*DO THIS*: Each entry below should be echoed exactly, with pictures omitted.

*AVAILABLE RECORDS*:
──────
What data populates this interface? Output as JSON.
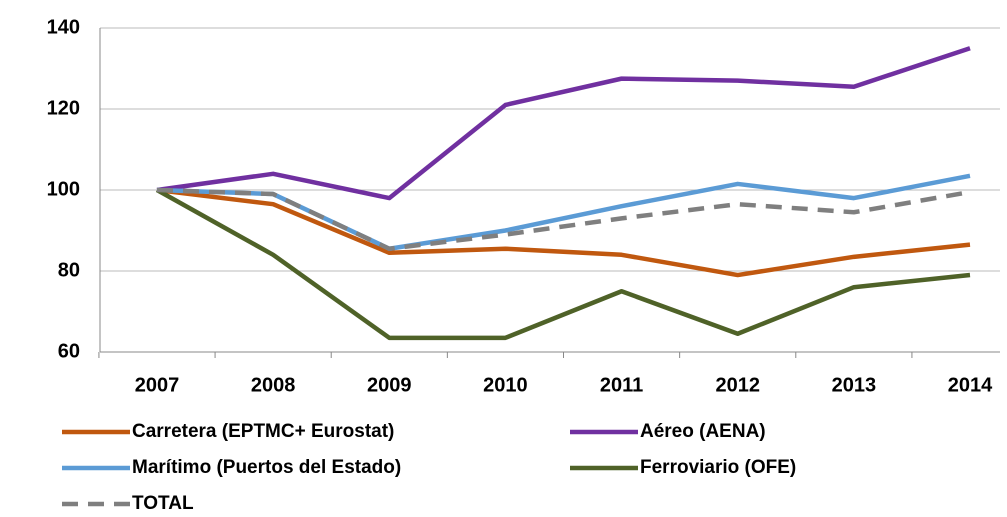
{
  "chart_data": {
    "type": "line",
    "categories": [
      "2007",
      "2008",
      "2009",
      "2010",
      "2011",
      "2012",
      "2013",
      "2014"
    ],
    "series": [
      {
        "name": "Carretera (EPTMC+ Eurostat)",
        "color": "#c0580f",
        "values": [
          100,
          96.5,
          84.5,
          85.5,
          84,
          79,
          83.5,
          86.5
        ]
      },
      {
        "name": "Aéreo (AENA)",
        "color": "#7030a0",
        "values": [
          100,
          104,
          98,
          121,
          127.5,
          127,
          125.5,
          135
        ]
      },
      {
        "name": "Marítimo (Puertos del Estado)",
        "color": "#5b9bd5",
        "values": [
          100,
          99,
          85.5,
          90,
          96,
          101.5,
          98,
          103.5
        ]
      },
      {
        "name": "Ferroviario (OFE)",
        "color": "#4f6228",
        "values": [
          100,
          84,
          63.5,
          63.5,
          75,
          64.5,
          76,
          79
        ]
      },
      {
        "name": "TOTAL",
        "color": "#7f7f7f",
        "dashed": true,
        "values": [
          100,
          99,
          85.5,
          89,
          93,
          96.5,
          94.5,
          99.5
        ]
      }
    ],
    "ylim": [
      60,
      140
    ],
    "yticks": [
      60,
      80,
      100,
      120,
      140
    ],
    "grid": true
  }
}
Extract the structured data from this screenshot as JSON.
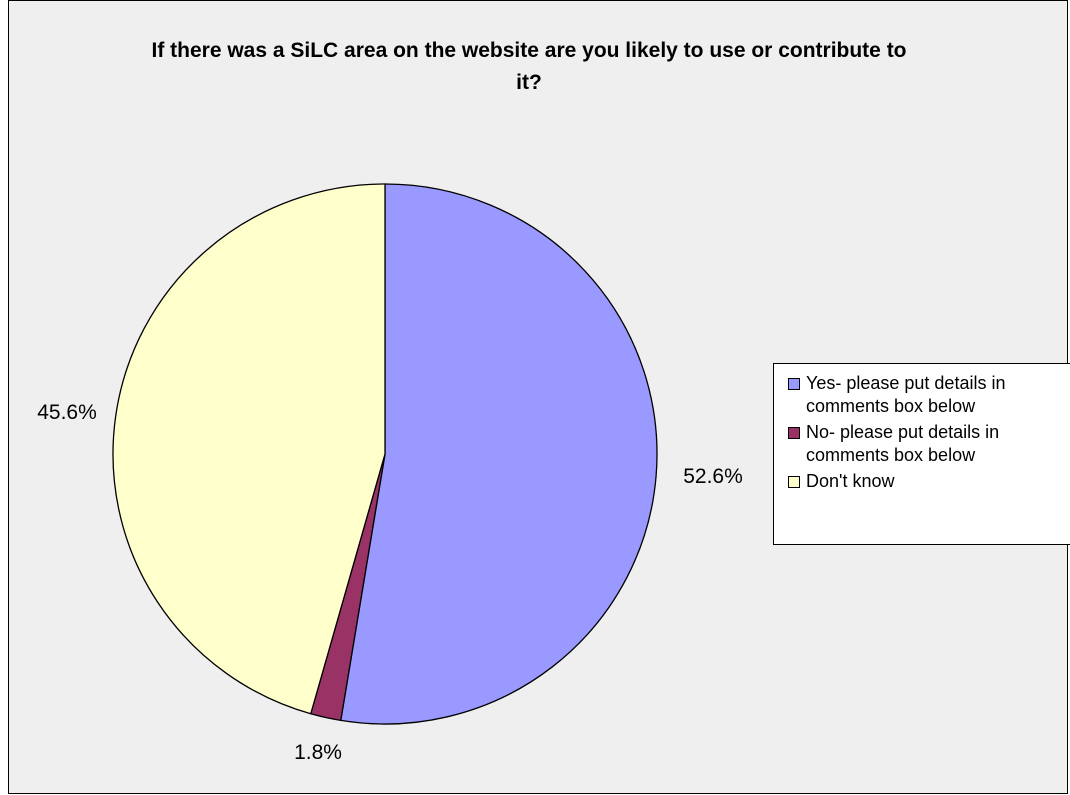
{
  "chart_data": {
    "type": "pie",
    "title": "If there was a SiLC area on the website are you likely to use or contribute to it?",
    "slices": [
      {
        "label": "Yes- please put details in comments box below",
        "value": 52.6,
        "display": "52.6%",
        "color": "#9999ff"
      },
      {
        "label": "No- please put details in comments box below",
        "value": 1.8,
        "display": "1.8%",
        "color": "#993366"
      },
      {
        "label": "Don't know",
        "value": 45.6,
        "display": "45.6%",
        "color": "#ffffcc"
      }
    ],
    "start_angle_deg": 0,
    "direction": "clockwise",
    "legend_position": "right"
  }
}
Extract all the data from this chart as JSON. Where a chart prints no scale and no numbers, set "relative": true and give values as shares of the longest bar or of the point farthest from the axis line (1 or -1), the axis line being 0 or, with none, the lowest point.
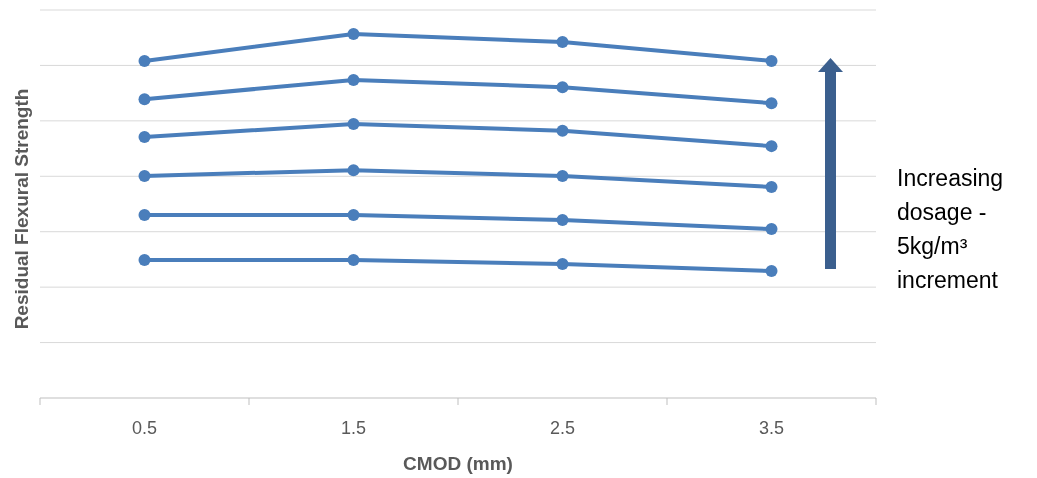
{
  "chart_data": {
    "type": "line",
    "xlabel": "CMOD (mm)",
    "ylabel": "Residual Flexural Strength",
    "categories": [
      "0.5",
      "1.5",
      "2.5",
      "3.5"
    ],
    "relative": true,
    "grid": "y",
    "marker": "circle",
    "line_style": "solid",
    "series": [
      {
        "color": "#4a7ebb",
        "values": [
          0.379,
          0.379,
          0.368,
          0.349
        ]
      },
      {
        "color": "#4a7ebb",
        "values": [
          0.503,
          0.503,
          0.489,
          0.464
        ]
      },
      {
        "color": "#4a7ebb",
        "values": [
          0.61,
          0.626,
          0.61,
          0.58
        ]
      },
      {
        "color": "#4a7ebb",
        "values": [
          0.717,
          0.753,
          0.734,
          0.692
        ]
      },
      {
        "color": "#4a7ebb",
        "values": [
          0.821,
          0.874,
          0.854,
          0.81
        ]
      },
      {
        "color": "#4a7ebb",
        "values": [
          0.926,
          1,
          0.978,
          0.926
        ]
      }
    ],
    "annotations": [
      "Increasing dosage - 5kg/m³ increment"
    ]
  }
}
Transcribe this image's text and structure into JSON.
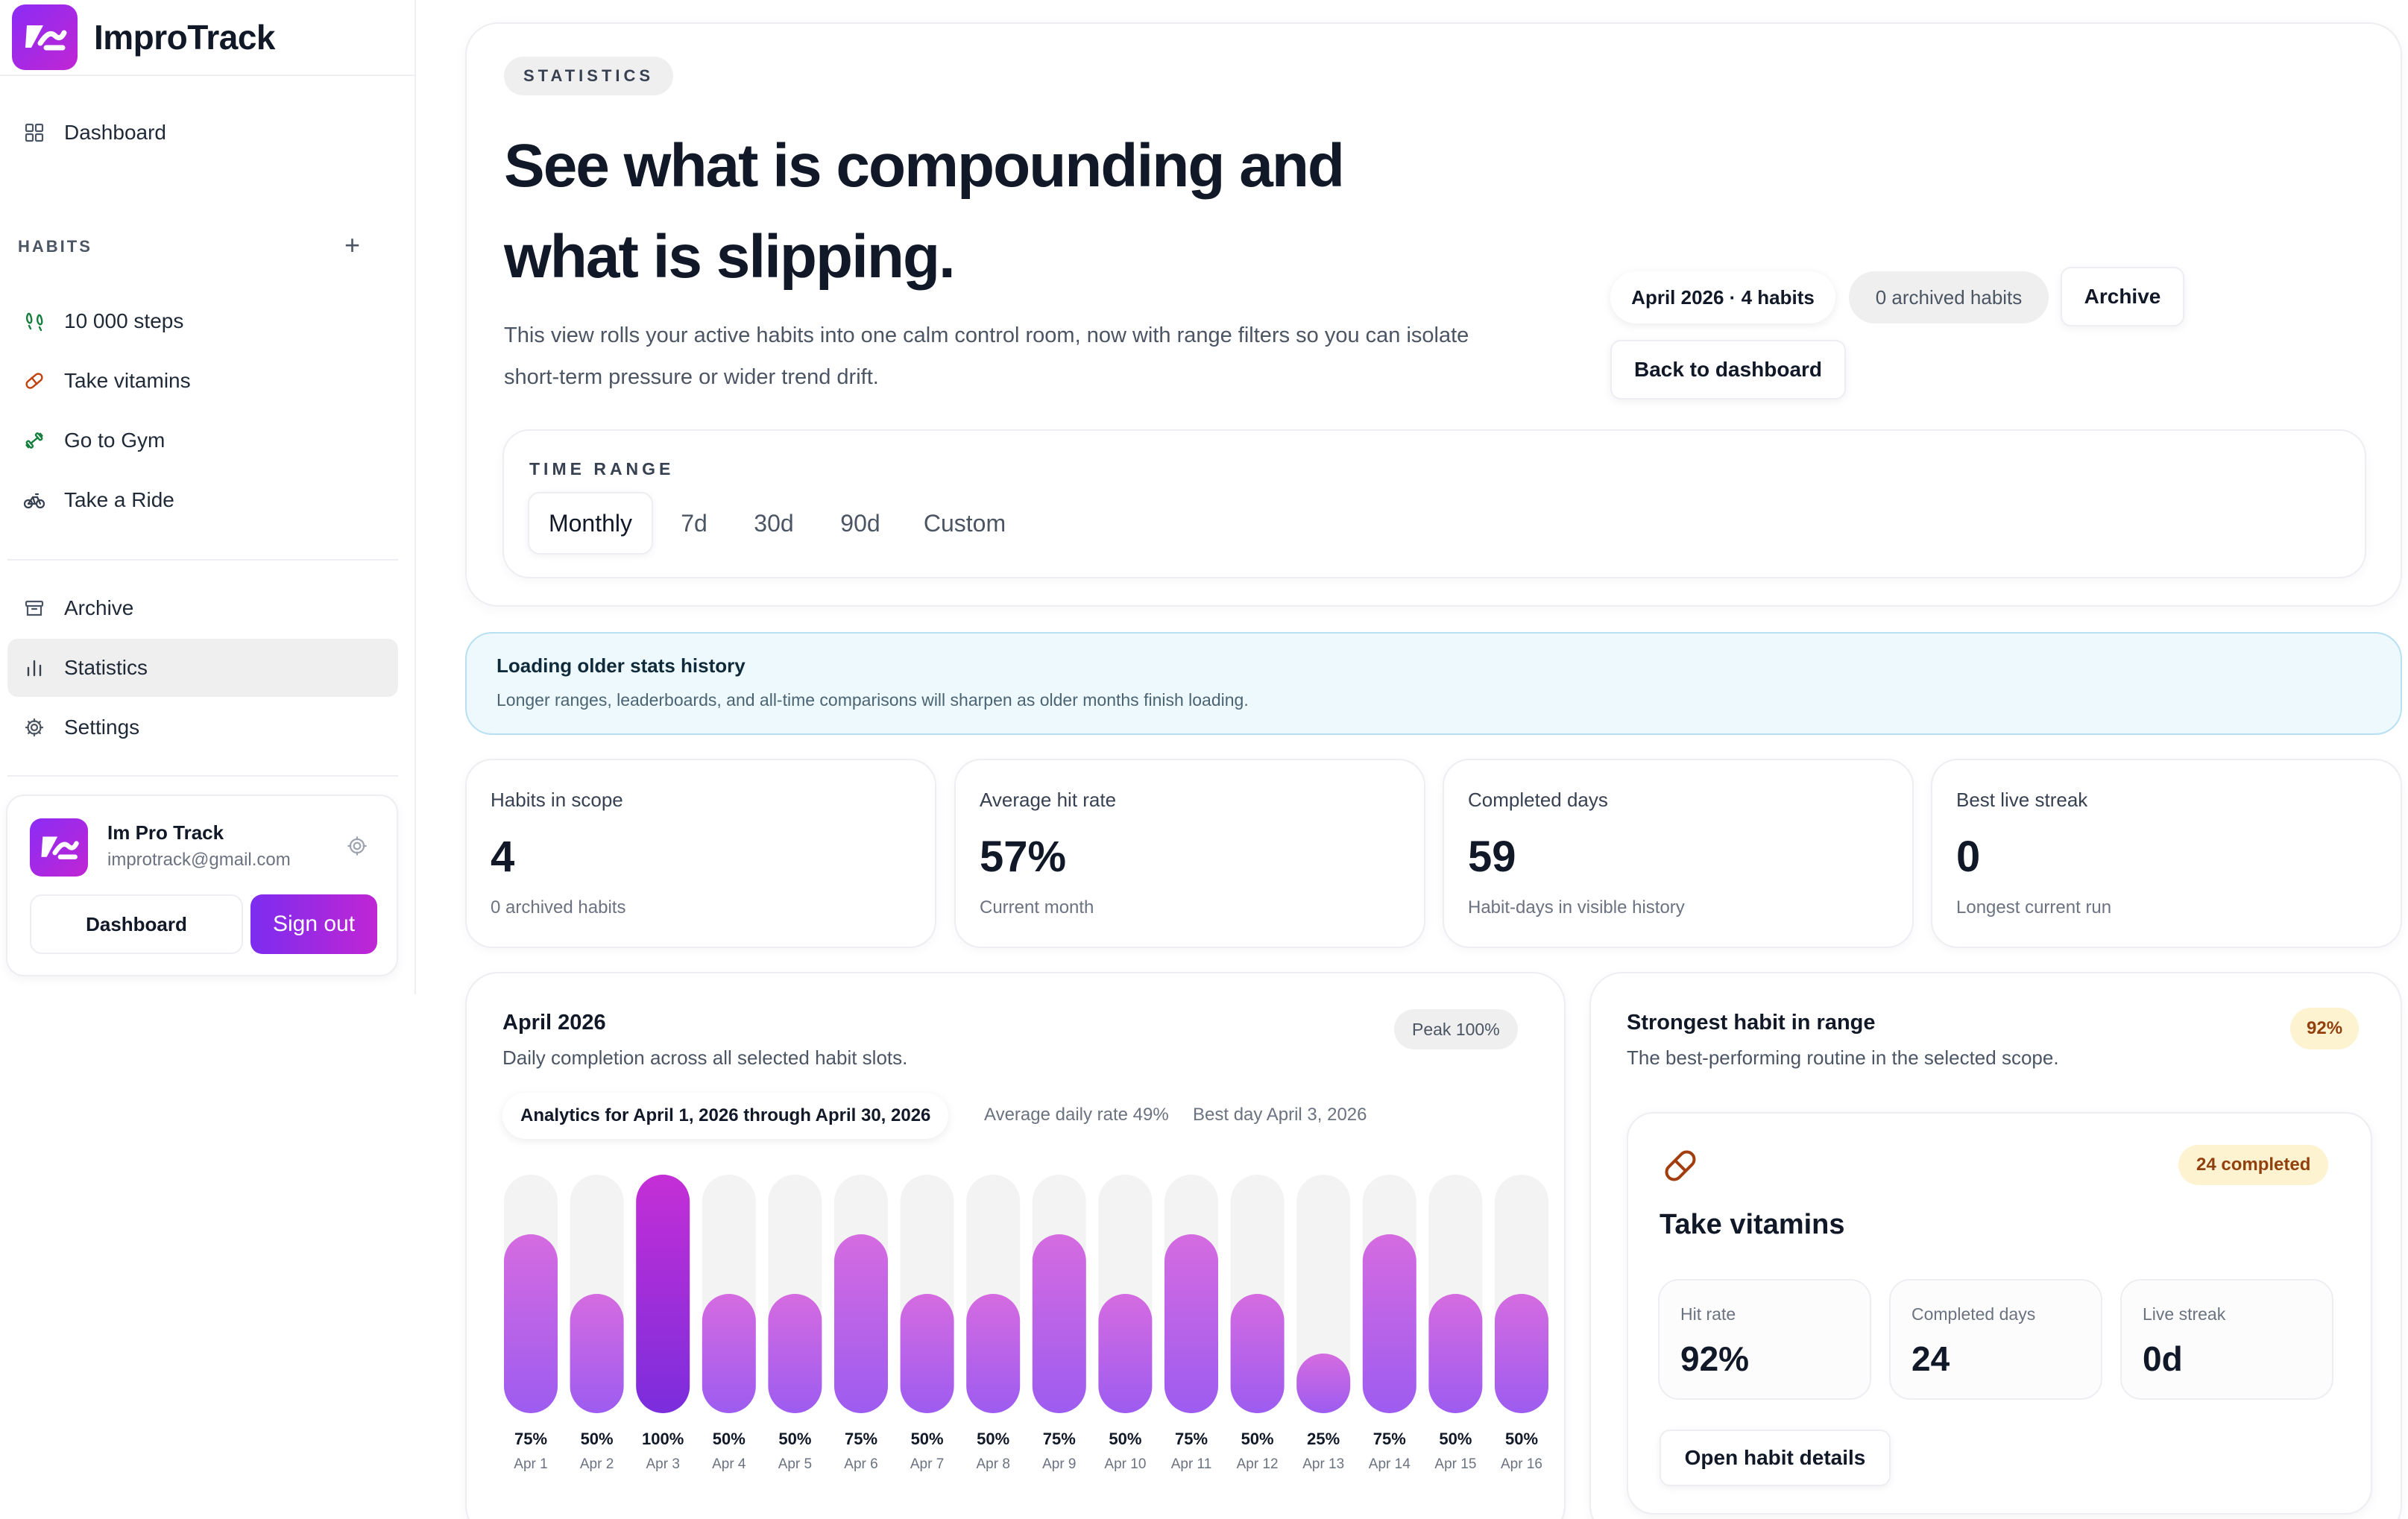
{
  "app": {
    "name": "ImproTrack"
  },
  "sidebar": {
    "dashboard": "Dashboard",
    "habits_label": "HABITS",
    "add_symbol": "+",
    "habits": [
      {
        "label": "10 000 steps",
        "icon": "footsteps-icon",
        "color": "#15803d"
      },
      {
        "label": "Take vitamins",
        "icon": "pill-icon",
        "color": "#c2410c"
      },
      {
        "label": "Go to Gym",
        "icon": "dumbbell-icon",
        "color": "#15803d"
      },
      {
        "label": "Take a Ride",
        "icon": "bike-icon",
        "color": "#374151"
      }
    ],
    "archive": "Archive",
    "statistics": "Statistics",
    "settings": "Settings"
  },
  "user": {
    "name": "Im Pro Track",
    "email": "improtrack@gmail.com",
    "dashboard_button": "Dashboard",
    "signout_button": "Sign out"
  },
  "hero": {
    "eyebrow": "STATISTICS",
    "title": "See what is compounding and what is slipping.",
    "description": "This view rolls your active habits into one calm control room, now with range filters so you can isolate short-term pressure or wider trend drift.",
    "month_chip": "April 2026 · 4 habits",
    "archived_chip": "0 archived habits",
    "archive_button": "Archive",
    "back_button": "Back to dashboard",
    "time_range_label": "TIME RANGE",
    "ranges": [
      "Monthly",
      "7d",
      "30d",
      "90d",
      "Custom"
    ],
    "active_range": "Monthly"
  },
  "banner": {
    "title": "Loading older stats history",
    "text": "Longer ranges, leaderboards, and all-time comparisons will sharpen as older months finish loading."
  },
  "metrics": [
    {
      "label": "Habits in scope",
      "value": "4",
      "sub": "0 archived habits"
    },
    {
      "label": "Average hit rate",
      "value": "57%",
      "sub": "Current month"
    },
    {
      "label": "Completed days",
      "value": "59",
      "sub": "Habit-days in visible history"
    },
    {
      "label": "Best live streak",
      "value": "0",
      "sub": "Longest current run"
    }
  ],
  "chart_card": {
    "title": "April 2026",
    "subtitle": "Daily completion across all selected habit slots.",
    "peak": "Peak 100%",
    "analytics": "Analytics for April 1, 2026 through April 30, 2026",
    "avg_rate": "Average daily rate 49%",
    "best_day": "Best day April 3, 2026"
  },
  "chart_data": {
    "type": "bar",
    "categories": [
      "Apr 1",
      "Apr 2",
      "Apr 3",
      "Apr 4",
      "Apr 5",
      "Apr 6",
      "Apr 7",
      "Apr 8",
      "Apr 9",
      "Apr 10",
      "Apr 11",
      "Apr 12",
      "Apr 13",
      "Apr 14",
      "Apr 15",
      "Apr 16"
    ],
    "values": [
      75,
      50,
      100,
      50,
      50,
      75,
      50,
      50,
      75,
      50,
      75,
      50,
      25,
      75,
      50,
      50
    ],
    "value_labels": [
      "75%",
      "50%",
      "100%",
      "50%",
      "50%",
      "75%",
      "50%",
      "50%",
      "75%",
      "50%",
      "75%",
      "50%",
      "25%",
      "75%",
      "50%",
      "50%"
    ],
    "ylim": [
      0,
      100
    ],
    "colors": {
      "track": "#f3f3f3",
      "bar_top": "#d56be0",
      "bar_bottom": "#9d5cf0",
      "peak_top": "#c42fd6",
      "peak_bottom": "#7b2ddc"
    }
  },
  "strongest": {
    "title": "Strongest habit in range",
    "subtitle": "The best-performing routine in the selected scope.",
    "pct": "92%",
    "habit_icon": "pill-icon",
    "habit_name": "Take vitamins",
    "completed": "24 completed",
    "stats": [
      {
        "label": "Hit rate",
        "value": "92%"
      },
      {
        "label": "Completed days",
        "value": "24"
      },
      {
        "label": "Live streak",
        "value": "0d"
      }
    ],
    "open_button": "Open habit details"
  }
}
──────
*WRITTEN RESPONSE*:
What data populates this interface? Output as JSON.
{
  "chart_data": {
    "type": "line",
    "categories": [
      "2007",
      "2008",
      "2009",
      "2010",
      "2011",
      "2012",
      "2013",
      "2014"
    ],
    "series": [
      {
        "name": "Carretera (EPTMC+ Eurostat)",
        "color": "#c0580f",
        "values": [
          100,
          96.5,
          84.5,
          85.5,
          84,
          79,
          83.5,
          86.5
        ]
      },
      {
        "name": "Aéreo (AENA)",
        "color": "#7030a0",
        "values": [
          100,
          104,
          98,
          121,
          127.5,
          127,
          125.5,
          135
        ]
      },
      {
        "name": "Marítimo (Puertos del Estado)",
        "color": "#5b9bd5",
        "values": [
          100,
          99,
          85.5,
          90,
          96,
          101.5,
          98,
          103.5
        ]
      },
      {
        "name": "Ferroviario (OFE)",
        "color": "#4f6228",
        "values": [
          100,
          84,
          63.5,
          63.5,
          75,
          64.5,
          76,
          79
        ]
      },
      {
        "name": "TOTAL",
        "color": "#7f7f7f",
        "dashed": true,
        "values": [
          100,
          99,
          85.5,
          89,
          93,
          96.5,
          94.5,
          99.5
        ]
      }
    ],
    "ylim": [
      60,
      140
    ],
    "yticks": [
      60,
      80,
      100,
      120,
      140
    ],
    "grid": true
  }
}
Extract the structured data from this screenshot as JSON.
{
  "chart_data": {
    "type": "pie",
    "title": "If there was a SiLC area on the website are you likely to use or contribute to it?",
    "slices": [
      {
        "label": "Yes- please put details in comments box below",
        "value": 52.6,
        "display": "52.6%",
        "color": "#9999ff"
      },
      {
        "label": "No- please put details in comments box below",
        "value": 1.8,
        "display": "1.8%",
        "color": "#993366"
      },
      {
        "label": "Don't know",
        "value": 45.6,
        "display": "45.6%",
        "color": "#ffffcc"
      }
    ],
    "start_angle_deg": 0,
    "direction": "clockwise",
    "legend_position": "right"
  }
}
Extract all the data from this chart as JSON. Where a chart prints no scale and no numbers, set "relative": true and give values as shares of the longest bar or of the point farthest from the axis line (1 or -1), the axis line being 0 or, with none, the lowest point.
{
  "chart_data": {
    "type": "line",
    "xlabel": "CMOD (mm)",
    "ylabel": "Residual Flexural Strength",
    "categories": [
      "0.5",
      "1.5",
      "2.5",
      "3.5"
    ],
    "relative": true,
    "grid": "y",
    "marker": "circle",
    "line_style": "solid",
    "series": [
      {
        "color": "#4a7ebb",
        "values": [
          0.379,
          0.379,
          0.368,
          0.349
        ]
      },
      {
        "color": "#4a7ebb",
        "values": [
          0.503,
          0.503,
          0.489,
          0.464
        ]
      },
      {
        "color": "#4a7ebb",
        "values": [
          0.61,
          0.626,
          0.61,
          0.58
        ]
      },
      {
        "color": "#4a7ebb",
        "values": [
          0.717,
          0.753,
          0.734,
          0.692
        ]
      },
      {
        "color": "#4a7ebb",
        "values": [
          0.821,
          0.874,
          0.854,
          0.81
        ]
      },
      {
        "color": "#4a7ebb",
        "values": [
          0.926,
          1,
          0.978,
          0.926
        ]
      }
    ],
    "annotations": [
      "Increasing dosage - 5kg/m³ increment"
    ]
  }
}
Transcribe this image's text and structure into JSON.
{
  "app": {
    "name": "ImproTrack"
  },
  "sidebar": {
    "dashboard": "Dashboard",
    "habits_label": "HABITS",
    "add_symbol": "+",
    "habits": [
      {
        "label": "10 000 steps",
        "icon": "footsteps-icon",
        "color": "#15803d"
      },
      {
        "label": "Take vitamins",
        "icon": "pill-icon",
        "color": "#c2410c"
      },
      {
        "label": "Go to Gym",
        "icon": "dumbbell-icon",
        "color": "#15803d"
      },
      {
        "label": "Take a Ride",
        "icon": "bike-icon",
        "color": "#374151"
      }
    ],
    "archive": "Archive",
    "statistics": "Statistics",
    "settings": "Settings"
  },
  "user": {
    "name": "Im Pro Track",
    "email": "improtrack@gmail.com",
    "dashboard_button": "Dashboard",
    "signout_button": "Sign out"
  },
  "hero": {
    "eyebrow": "STATISTICS",
    "title": "See what is compounding and what is slipping.",
    "description": "This view rolls your active habits into one calm control room, now with range filters so you can isolate short-term pressure or wider trend drift.",
    "month_chip": "April 2026 · 4 habits",
    "archived_chip": "0 archived habits",
    "archive_button": "Archive",
    "back_button": "Back to dashboard",
    "time_range_label": "TIME RANGE",
    "ranges": [
      "Monthly",
      "7d",
      "30d",
      "90d",
      "Custom"
    ],
    "active_range": "Monthly"
  },
  "banner": {
    "title": "Loading older stats history",
    "text": "Longer ranges, leaderboards, and all-time comparisons will sharpen as older months finish loading."
  },
  "metrics": [
    {
      "label": "Habits in scope",
      "value": "4",
      "sub": "0 archived habits"
    },
    {
      "label": "Average hit rate",
      "value": "57%",
      "sub": "Current month"
    },
    {
      "label": "Completed days",
      "value": "59",
      "sub": "Habit-days in visible history"
    },
    {
      "label": "Best live streak",
      "value": "0",
      "sub": "Longest current run"
    }
  ],
  "chart_card": {
    "title": "April 2026",
    "subtitle": "Daily completion across all selected habit slots.",
    "peak": "Peak 100%",
    "analytics": "Analytics for April 1, 2026 through April 30, 2026",
    "avg_rate": "Average daily rate 49%",
    "best_day": "Best day April 3, 2026"
  },
  "chart_data": {
    "type": "bar",
    "categories": [
      "Apr 1",
      "Apr 2",
      "Apr 3",
      "Apr 4",
      "Apr 5",
      "Apr 6",
      "Apr 7",
      "Apr 8",
      "Apr 9",
      "Apr 10",
      "Apr 11",
      "Apr 12",
      "Apr 13",
      "Apr 14",
      "Apr 15",
      "Apr 16"
    ],
    "values": [
      75,
      50,
      100,
      50,
      50,
      75,
      50,
      50,
      75,
      50,
      75,
      50,
      25,
      75,
      50,
      50
    ],
    "value_labels": [
      "75%",
      "50%",
      "100%",
      "50%",
      "50%",
      "75%",
      "50%",
      "50%",
      "75%",
      "50%",
      "75%",
      "50%",
      "25%",
      "75%",
      "50%",
      "50%"
    ],
    "ylim": [
      0,
      100
    ],
    "colors": {
      "track": "#f3f3f3",
      "bar_top": "#d56be0",
      "bar_bottom": "#9d5cf0",
      "peak_top": "#c42fd6",
      "peak_bottom": "#7b2ddc"
    }
  },
  "strongest": {
    "title": "Strongest habit in range",
    "subtitle": "The best-performing routine in the selected scope.",
    "pct": "92%",
    "habit_icon": "pill-icon",
    "habit_name": "Take vitamins",
    "completed": "24 completed",
    "stats": [
      {
        "label": "Hit rate",
        "value": "92%"
      },
      {
        "label": "Completed days",
        "value": "24"
      },
      {
        "label": "Live streak",
        "value": "0d"
      }
    ],
    "open_button": "Open habit details"
  }
}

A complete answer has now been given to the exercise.